_Tasks_:
**A)** In the forum thread about pain after a breakup, what pain has the first poster had for the last 3-4 years?
**B)** Please continue the forum thread about pain after a breakup, writing on from its last sentence.

_Page text_:
Discussion in 'Support Subforum' started by eskimoeskimo, Feb 6, 2017.

  1. eskimoeskimo

    eskimoeskimo Well known member

    Journaling today, I realized something that I already kind of knew, but now seems more obvious than ever before. My long string of symptoms started during a painful breakup. I think I've been somewhat reluctant to acknowledge how painful it was, because it's a little embarrassing to admit that the end of a high school relationship at age 17 could have messed me up so much. But during that breakup is when various self-image / body-image obsessions and insecurities started, then anxiety, then depression, then stomach pain, then testicular and perineum pain, then upper back pain for 4-5 years, which changed to neck pain for the last 3-4 years. Now I'm totally consumed by neck pain.

    I remember the first time I journaled honestly about this breakup subject, the pain greatly diminished and I felt more confident and empowered ... lighter. I then went out with a friend and watched a movie pain-free. Then there was also one time speaking to a therapist about this breakup when the pain also greatly diminished.

    The thing, I'm not sure how else to process this issue. I've journaled about it many, many times. I feel like, consciously at least, I'm over it. When journaling, I can tap some of that old hurt and get it out. But, except for that first time (which was years ago), it doesn't bring any pain relief. Even today, the journaling felt clarifying, like I could see the situation more clearly. But it didn't alter the pain at all.

    Has anyone else had this experience and have some tips for how to proceed? I thought this was the kind of realization / insight that should render the pain useless. I'm tapping right into the rage and not holding back, but the pain won't budge.

    Thanks
    Eskimo
     
  2. Ellen

    Ellen Beloved Grand Eagle

    Hi Eskimo,
    I'm glad you've had an insight that you are able to tie to pain relief. And I'm glad you are still working on TMS strategies despite your frustration with continued TMS pain.

_Supplied material_:
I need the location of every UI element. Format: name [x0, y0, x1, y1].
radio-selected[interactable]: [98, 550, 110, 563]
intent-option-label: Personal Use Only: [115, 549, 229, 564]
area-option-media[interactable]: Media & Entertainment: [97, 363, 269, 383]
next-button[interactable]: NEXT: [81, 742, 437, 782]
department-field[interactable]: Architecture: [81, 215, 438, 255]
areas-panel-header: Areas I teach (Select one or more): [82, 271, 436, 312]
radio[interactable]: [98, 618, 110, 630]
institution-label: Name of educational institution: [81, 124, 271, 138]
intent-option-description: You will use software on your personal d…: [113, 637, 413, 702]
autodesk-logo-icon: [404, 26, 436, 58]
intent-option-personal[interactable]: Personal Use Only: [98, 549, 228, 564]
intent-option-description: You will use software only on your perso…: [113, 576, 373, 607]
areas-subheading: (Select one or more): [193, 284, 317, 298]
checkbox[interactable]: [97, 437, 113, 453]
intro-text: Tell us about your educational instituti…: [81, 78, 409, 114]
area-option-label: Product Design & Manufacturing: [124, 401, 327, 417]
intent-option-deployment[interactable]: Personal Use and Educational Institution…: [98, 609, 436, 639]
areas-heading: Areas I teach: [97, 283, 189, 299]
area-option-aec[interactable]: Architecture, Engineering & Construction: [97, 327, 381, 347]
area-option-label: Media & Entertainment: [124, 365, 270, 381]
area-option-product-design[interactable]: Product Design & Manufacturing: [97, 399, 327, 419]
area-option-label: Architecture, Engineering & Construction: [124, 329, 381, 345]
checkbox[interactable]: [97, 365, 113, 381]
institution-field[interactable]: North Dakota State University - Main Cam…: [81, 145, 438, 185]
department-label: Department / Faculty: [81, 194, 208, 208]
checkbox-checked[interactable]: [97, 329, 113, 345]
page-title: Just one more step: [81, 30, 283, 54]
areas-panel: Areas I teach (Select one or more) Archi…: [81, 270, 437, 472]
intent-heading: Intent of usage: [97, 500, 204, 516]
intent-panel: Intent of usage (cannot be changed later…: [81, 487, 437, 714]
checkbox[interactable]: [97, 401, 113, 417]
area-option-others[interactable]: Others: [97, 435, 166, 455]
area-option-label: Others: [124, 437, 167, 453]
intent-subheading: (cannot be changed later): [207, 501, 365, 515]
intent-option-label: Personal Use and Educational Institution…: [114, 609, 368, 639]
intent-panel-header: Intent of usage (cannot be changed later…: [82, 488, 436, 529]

_Responses per task_:
**A)** Neck pain.

**B)**
    While I think the kind of journaling you did about the past is helpful, I think one has to bring that insight into the present for it to have a long lasting impact on our pain. For me this has involved journaling about how that old hurt is effecting me presently in how I deal with situations. For example, am I so afraid of having that experience again that I go into a fight/flight situation at even the slightest indication that I could be at risk of it happening again. This is likely happening at an unconscious level and serves as a defense mechanism to protect us from similar emotional pain. When the past hurt is social in nature, this could manifest as social anxiety, that then induces stress and tension, which leads to TMS pain. And then even if we isolate ourselves to avoid being hurt again, this also creates fear and anxiety, as we are social animals who know at a deep, primal level that we cannot survive alone.

    So my sugggestion is to look at the incident in the light of your current life and how it may continue to impact you there. This is hard stuff to look at, and I applaud your courage in doing so. Wishing you all the best.......
     
    Ewok2, eskimoeskimo and plum like this.
  3. eskimoeskimo

    eskimoeskimo Well known member

    Thank you Ellen, that is excellent advice. I hadn't quite looked at it from that angle. I am sure that that past hurt is still affecting my contemporary self in all sorts of negative ways. I'm completely socially isolated, and the tendency to punish myself in that way might originate back then. I'll try to tease some more insight out of this subject via journaling. As always, your insight is inspiring. Wishing you heaps of wellness.
     
    Ellen likes this.
  4. plum

    plum Beloved Grand Eagle

    Hey you,

    There is nothing embarrassing about being hurt during our young, budding years. They can be incredibly bruising. It can take us a long time to process them and then challenge the patterns they force us into. But in the end you can journal till the cows come home and these fears can still have you by the short hairs. Sometimes we have to risk it all or else live our entire life in an ever-tightening vise of pain and fear. That really is a indulgent waste of time because daring to be is the very stuff of life. Get out into the world and engage in the things that challenge you. F*** what happened. I was abused by a family friend when I was 14/15. That bastard only took my time, my soul and my life belong to me (and God but that is another story). Become bigger than the bullshit that keeps you small. And TMS is bullshit that keeps you small.

    One of my mantras for life is:

    Action over Perfection.

    Says it all really.

    Plum x
     
    eskimoeskimo likes this.
  5. eskimoeskimo

    eskimoeskimo Well known member

    Mme. Plum,

    Yikes this hits home. I've let pesky pains kick the shit out of me. I've turned my life into this microscopic thing where there's no room for any joy. The amount of time I've wasted indulging this smallness, staring at my navel, is stupefying. Good God I'm sick of myself.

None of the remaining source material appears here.